Part of a data file
________

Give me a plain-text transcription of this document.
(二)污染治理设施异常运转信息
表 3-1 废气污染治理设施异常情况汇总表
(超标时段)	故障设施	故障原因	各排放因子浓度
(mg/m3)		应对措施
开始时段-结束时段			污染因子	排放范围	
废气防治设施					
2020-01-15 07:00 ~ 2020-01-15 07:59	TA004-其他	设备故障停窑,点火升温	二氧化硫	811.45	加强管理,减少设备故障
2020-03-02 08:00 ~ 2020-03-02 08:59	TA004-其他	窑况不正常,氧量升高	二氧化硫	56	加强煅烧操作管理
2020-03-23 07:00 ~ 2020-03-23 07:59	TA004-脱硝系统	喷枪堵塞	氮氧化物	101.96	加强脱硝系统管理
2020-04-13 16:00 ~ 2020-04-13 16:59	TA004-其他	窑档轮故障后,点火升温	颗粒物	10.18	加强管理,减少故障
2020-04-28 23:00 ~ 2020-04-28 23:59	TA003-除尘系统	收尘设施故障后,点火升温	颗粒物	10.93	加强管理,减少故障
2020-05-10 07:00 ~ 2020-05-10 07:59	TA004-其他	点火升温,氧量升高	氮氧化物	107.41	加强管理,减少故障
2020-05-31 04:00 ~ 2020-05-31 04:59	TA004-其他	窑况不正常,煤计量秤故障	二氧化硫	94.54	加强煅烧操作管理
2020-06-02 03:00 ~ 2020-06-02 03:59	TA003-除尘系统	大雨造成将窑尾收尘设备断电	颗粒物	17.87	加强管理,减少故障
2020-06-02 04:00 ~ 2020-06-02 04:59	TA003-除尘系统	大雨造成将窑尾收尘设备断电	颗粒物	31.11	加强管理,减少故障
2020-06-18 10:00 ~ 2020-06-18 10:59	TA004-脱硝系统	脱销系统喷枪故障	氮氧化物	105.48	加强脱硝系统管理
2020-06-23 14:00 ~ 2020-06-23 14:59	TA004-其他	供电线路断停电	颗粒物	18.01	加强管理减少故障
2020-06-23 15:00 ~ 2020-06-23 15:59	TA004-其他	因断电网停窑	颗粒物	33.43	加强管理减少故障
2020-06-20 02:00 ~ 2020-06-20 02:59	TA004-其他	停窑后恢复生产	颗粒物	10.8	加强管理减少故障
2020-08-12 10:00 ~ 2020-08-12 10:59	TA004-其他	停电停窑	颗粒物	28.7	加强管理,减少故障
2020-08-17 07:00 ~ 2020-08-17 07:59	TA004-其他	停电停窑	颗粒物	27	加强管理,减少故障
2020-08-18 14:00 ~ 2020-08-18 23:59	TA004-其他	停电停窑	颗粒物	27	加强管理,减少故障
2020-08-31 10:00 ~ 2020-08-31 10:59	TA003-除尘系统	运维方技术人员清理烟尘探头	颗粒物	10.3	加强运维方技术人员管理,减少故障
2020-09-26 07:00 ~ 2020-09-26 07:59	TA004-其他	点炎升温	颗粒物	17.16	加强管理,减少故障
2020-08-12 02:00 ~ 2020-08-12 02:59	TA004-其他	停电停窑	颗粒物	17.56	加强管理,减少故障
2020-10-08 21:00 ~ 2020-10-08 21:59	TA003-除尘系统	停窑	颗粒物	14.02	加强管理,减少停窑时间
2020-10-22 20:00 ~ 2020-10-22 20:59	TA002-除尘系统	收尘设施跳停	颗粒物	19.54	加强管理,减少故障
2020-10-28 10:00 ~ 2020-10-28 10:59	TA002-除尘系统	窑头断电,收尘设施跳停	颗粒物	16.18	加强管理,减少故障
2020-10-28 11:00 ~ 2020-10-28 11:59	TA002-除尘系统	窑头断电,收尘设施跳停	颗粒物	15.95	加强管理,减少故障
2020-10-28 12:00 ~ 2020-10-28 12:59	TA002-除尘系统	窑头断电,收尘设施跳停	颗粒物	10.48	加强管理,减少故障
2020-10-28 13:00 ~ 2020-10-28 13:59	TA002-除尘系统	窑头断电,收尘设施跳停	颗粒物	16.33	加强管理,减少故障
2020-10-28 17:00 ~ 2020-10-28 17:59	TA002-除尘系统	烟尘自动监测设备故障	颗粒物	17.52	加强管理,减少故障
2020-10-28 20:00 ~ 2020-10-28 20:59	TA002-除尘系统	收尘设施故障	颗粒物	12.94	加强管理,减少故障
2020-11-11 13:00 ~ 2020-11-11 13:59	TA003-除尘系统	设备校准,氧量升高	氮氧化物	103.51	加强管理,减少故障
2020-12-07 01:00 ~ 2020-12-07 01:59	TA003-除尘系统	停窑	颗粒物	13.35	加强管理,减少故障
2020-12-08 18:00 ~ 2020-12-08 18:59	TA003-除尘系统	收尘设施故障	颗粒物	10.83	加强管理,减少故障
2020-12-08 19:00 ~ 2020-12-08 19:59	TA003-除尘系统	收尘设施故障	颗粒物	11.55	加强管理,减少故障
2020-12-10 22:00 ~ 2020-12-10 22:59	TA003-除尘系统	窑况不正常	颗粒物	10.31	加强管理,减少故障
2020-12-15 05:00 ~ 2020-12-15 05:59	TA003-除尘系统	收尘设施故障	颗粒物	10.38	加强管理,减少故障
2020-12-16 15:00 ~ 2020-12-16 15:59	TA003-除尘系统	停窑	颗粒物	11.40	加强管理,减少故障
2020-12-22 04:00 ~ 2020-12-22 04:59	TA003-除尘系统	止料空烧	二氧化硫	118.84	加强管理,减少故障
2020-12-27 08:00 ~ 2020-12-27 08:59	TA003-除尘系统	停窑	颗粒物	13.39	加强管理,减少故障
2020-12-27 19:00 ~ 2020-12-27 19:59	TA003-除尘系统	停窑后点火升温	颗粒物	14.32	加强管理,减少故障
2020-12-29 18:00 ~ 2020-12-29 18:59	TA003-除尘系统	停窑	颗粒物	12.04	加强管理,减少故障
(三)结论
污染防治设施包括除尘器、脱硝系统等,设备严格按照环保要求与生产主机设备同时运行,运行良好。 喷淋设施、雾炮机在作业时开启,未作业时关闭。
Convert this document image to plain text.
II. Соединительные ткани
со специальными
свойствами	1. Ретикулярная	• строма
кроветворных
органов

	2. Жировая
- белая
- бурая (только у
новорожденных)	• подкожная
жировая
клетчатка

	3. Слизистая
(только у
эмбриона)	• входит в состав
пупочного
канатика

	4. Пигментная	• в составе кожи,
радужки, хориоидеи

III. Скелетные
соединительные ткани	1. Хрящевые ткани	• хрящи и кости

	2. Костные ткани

________

**Short exercise**:
Where a line contains the string "this", extract that line.

**The answer**:
Give me a plain-text transcription of this document.
Convert this document image to plain text.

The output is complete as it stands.